◆ Data extract ◆
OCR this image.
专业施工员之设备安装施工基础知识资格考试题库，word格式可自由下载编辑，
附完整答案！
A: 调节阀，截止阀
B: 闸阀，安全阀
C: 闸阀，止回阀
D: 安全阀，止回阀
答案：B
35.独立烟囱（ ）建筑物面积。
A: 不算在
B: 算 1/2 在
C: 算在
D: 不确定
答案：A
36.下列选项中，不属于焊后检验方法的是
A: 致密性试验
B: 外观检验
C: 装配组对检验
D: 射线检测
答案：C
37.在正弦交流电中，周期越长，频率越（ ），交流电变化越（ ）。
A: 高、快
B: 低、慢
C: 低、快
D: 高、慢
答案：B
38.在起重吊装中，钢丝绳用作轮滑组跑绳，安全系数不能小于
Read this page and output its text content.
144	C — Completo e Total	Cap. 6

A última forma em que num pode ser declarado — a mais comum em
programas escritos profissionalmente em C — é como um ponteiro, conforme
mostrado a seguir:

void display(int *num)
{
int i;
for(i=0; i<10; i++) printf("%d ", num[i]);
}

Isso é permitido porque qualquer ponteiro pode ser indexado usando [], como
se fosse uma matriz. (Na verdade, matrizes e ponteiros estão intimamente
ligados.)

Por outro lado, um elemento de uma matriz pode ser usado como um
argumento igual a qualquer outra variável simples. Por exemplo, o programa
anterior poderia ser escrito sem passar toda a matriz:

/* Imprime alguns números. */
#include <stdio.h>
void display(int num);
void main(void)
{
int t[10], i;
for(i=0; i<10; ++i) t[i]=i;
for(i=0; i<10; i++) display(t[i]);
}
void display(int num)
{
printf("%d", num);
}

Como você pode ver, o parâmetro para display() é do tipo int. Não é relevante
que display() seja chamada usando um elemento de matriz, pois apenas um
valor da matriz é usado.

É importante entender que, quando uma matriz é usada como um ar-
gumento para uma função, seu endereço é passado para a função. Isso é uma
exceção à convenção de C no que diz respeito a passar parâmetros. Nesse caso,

◆ What the task asks ◆
Copy out each line in the preceding records that contains "passar".

◆ Task solution ◆
anterior poderia ser escrito sem passar toda a matriz:
exceção à convenção de C no que diz respeito a passar parâmetros. Nesse caso,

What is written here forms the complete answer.